Gather from the listing below each line that includes the word "approved", and copy it.
━━━ Exercise data
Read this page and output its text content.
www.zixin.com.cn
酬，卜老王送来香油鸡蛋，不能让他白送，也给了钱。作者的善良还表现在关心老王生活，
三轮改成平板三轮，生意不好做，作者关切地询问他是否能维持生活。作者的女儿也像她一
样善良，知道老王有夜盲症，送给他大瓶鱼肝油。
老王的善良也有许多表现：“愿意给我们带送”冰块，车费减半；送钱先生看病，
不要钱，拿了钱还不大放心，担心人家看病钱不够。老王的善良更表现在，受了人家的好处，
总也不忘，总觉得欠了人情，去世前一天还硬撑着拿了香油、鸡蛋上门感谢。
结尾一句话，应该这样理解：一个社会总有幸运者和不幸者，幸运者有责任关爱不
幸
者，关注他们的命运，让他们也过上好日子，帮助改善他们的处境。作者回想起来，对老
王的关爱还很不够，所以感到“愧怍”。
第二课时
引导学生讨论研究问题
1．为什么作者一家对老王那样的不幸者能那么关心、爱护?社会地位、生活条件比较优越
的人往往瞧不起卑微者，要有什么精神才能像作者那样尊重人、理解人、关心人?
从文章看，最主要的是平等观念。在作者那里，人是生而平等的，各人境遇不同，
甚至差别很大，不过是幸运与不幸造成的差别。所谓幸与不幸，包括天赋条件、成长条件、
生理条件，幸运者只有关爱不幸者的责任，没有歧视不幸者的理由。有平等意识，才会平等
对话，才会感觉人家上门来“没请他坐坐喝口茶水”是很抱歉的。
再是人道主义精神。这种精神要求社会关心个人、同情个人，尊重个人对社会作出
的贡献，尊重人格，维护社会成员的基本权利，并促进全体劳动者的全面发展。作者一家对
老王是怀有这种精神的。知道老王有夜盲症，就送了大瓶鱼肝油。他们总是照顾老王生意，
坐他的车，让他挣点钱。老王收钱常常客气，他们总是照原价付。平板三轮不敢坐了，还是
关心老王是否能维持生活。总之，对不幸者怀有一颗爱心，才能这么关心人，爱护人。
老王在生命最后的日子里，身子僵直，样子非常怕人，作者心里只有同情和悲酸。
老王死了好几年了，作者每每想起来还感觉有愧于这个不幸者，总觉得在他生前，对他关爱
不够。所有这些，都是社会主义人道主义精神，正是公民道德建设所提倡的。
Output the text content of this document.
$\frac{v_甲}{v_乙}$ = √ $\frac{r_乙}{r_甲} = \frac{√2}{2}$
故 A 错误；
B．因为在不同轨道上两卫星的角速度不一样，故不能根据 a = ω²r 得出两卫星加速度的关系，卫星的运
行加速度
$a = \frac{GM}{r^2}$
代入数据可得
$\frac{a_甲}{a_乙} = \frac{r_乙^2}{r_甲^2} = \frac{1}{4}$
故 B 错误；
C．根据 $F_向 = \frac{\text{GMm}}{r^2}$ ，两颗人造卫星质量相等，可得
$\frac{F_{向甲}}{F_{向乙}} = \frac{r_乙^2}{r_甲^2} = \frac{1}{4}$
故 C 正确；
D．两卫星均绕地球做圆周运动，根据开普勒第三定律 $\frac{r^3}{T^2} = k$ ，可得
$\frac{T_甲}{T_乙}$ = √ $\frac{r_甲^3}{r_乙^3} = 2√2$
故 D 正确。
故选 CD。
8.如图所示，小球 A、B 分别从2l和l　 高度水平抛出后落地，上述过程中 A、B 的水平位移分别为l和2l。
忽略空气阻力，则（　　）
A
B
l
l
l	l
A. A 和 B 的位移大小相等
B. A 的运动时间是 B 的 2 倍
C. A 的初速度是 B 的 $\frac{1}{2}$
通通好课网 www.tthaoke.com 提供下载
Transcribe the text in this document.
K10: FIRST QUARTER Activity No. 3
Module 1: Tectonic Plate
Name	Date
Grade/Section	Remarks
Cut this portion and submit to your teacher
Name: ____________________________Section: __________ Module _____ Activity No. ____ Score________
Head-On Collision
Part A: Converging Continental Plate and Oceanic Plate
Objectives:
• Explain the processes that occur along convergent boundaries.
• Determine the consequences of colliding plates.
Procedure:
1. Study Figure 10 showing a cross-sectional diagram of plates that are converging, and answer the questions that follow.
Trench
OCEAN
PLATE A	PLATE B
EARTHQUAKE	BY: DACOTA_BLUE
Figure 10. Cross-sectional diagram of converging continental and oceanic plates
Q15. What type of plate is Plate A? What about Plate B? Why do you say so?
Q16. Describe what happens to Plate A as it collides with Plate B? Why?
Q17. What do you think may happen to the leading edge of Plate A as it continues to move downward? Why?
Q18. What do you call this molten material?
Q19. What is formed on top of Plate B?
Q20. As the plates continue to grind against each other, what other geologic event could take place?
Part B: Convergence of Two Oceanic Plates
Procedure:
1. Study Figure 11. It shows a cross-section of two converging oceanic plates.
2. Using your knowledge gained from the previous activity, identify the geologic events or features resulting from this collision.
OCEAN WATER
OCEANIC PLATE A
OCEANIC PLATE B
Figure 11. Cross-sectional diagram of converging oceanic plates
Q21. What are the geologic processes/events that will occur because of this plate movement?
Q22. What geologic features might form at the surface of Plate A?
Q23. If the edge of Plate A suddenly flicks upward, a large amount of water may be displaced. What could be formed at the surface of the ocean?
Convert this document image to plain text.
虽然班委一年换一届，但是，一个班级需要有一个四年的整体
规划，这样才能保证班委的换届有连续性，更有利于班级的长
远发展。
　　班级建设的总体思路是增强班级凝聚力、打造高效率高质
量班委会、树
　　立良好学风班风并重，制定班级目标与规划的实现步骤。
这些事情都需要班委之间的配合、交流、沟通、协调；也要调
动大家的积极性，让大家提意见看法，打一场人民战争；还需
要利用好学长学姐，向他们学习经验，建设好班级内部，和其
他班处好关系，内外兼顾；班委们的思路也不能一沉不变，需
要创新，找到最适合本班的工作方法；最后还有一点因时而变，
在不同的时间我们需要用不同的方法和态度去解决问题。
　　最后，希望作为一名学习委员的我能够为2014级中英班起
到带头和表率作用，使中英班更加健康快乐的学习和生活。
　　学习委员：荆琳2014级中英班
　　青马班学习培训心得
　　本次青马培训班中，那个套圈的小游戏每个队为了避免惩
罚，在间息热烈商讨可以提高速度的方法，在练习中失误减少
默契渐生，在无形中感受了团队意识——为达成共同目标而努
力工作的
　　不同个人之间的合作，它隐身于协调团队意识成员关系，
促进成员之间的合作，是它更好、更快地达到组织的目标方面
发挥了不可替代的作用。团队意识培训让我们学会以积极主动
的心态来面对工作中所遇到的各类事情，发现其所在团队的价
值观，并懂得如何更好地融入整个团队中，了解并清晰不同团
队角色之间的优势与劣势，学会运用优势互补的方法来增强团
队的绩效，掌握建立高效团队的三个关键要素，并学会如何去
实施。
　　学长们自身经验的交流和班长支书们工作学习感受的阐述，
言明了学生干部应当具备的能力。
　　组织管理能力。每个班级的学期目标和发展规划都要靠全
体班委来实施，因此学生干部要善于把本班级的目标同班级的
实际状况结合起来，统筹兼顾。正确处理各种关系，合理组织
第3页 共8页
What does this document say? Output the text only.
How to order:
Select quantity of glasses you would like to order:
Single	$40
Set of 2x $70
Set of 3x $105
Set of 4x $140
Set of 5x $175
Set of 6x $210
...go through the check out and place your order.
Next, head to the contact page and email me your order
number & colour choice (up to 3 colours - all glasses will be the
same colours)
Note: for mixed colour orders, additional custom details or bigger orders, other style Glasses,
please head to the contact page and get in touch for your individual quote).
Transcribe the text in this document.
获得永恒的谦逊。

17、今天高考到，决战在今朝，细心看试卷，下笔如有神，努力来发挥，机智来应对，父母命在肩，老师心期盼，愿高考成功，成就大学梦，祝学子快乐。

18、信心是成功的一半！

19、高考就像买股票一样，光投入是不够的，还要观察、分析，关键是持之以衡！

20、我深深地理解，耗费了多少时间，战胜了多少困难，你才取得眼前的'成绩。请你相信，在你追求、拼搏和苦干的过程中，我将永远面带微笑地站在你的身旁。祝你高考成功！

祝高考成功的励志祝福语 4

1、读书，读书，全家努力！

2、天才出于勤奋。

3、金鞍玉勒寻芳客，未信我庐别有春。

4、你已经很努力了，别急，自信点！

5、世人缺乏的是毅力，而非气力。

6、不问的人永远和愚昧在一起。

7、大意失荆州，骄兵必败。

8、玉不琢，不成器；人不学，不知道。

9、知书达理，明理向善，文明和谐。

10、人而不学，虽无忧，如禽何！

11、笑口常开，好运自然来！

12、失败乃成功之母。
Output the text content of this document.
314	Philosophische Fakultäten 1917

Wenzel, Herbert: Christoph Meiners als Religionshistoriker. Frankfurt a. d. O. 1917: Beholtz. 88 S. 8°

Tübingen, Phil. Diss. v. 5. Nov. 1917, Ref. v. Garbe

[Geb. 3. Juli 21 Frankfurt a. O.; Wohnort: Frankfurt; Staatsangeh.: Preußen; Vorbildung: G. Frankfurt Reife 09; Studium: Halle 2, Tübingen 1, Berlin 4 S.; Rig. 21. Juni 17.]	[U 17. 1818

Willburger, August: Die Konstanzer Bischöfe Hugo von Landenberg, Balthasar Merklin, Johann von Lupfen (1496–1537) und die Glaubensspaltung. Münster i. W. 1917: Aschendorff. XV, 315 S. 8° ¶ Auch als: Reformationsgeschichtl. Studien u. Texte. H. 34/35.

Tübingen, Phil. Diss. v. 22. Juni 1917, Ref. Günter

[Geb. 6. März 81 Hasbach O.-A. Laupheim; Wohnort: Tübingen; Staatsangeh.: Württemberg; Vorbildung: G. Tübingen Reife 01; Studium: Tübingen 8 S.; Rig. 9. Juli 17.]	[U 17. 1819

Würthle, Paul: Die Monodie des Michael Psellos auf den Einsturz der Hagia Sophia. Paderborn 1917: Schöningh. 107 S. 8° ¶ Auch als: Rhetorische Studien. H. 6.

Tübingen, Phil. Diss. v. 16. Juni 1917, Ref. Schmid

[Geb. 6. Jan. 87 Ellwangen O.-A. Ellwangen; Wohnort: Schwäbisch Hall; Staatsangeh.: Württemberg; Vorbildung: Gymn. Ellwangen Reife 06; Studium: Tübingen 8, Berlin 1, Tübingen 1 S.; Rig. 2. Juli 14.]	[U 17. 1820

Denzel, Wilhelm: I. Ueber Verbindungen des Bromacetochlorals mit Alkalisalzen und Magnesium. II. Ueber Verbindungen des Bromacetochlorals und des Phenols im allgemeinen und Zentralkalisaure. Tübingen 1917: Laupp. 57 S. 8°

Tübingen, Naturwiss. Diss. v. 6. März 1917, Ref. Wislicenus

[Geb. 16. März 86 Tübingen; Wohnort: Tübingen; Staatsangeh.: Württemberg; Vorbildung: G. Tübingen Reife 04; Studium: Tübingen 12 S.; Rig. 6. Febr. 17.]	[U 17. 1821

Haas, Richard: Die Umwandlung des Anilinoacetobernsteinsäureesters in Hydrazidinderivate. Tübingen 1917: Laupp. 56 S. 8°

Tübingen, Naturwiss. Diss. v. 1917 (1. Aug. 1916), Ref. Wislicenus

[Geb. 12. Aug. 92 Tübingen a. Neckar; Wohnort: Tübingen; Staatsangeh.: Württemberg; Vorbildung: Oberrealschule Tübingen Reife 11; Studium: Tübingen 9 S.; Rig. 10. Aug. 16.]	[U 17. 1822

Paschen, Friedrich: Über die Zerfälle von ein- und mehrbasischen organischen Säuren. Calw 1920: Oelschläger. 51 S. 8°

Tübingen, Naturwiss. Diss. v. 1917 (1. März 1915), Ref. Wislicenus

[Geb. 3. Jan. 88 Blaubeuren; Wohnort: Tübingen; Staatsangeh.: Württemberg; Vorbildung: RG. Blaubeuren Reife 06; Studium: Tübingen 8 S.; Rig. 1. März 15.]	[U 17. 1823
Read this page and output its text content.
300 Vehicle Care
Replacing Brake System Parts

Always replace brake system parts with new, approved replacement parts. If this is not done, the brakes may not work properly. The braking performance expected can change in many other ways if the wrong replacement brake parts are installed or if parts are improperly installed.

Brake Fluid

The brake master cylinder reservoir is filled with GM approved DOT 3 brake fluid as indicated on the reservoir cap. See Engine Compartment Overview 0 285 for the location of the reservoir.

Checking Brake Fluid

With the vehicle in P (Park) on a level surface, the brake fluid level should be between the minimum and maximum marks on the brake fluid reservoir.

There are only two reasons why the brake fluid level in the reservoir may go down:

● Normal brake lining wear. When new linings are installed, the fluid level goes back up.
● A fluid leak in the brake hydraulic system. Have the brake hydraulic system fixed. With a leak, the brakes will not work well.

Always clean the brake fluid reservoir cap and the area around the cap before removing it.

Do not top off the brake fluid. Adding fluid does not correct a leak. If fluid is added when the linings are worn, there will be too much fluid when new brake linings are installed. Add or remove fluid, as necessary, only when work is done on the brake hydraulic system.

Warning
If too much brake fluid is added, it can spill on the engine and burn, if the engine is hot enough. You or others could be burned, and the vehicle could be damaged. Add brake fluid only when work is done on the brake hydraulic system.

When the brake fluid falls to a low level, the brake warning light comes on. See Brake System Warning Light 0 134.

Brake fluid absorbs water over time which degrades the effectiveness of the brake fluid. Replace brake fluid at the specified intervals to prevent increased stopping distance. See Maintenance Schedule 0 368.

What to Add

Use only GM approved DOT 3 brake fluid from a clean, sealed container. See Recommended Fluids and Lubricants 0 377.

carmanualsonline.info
━━━━━━
Expected answer:
Always replace brake system parts with new, approved replacement parts. If this is not done, the brakes may not work properly. The braking performance expected can change in many other ways if the wrong replacement brake parts are installed or if parts are improperly installed.
The brake master cylinder reservoir is filled with GM approved DOT 3 brake fluid as indicated on the reservoir cap. See Engine Compartment Overview 0 285 for the location of the reservoir.
Use only GM approved DOT 3 brake fluid from a clean, sealed container. See Recommended Fluids and Lubricants 0 377.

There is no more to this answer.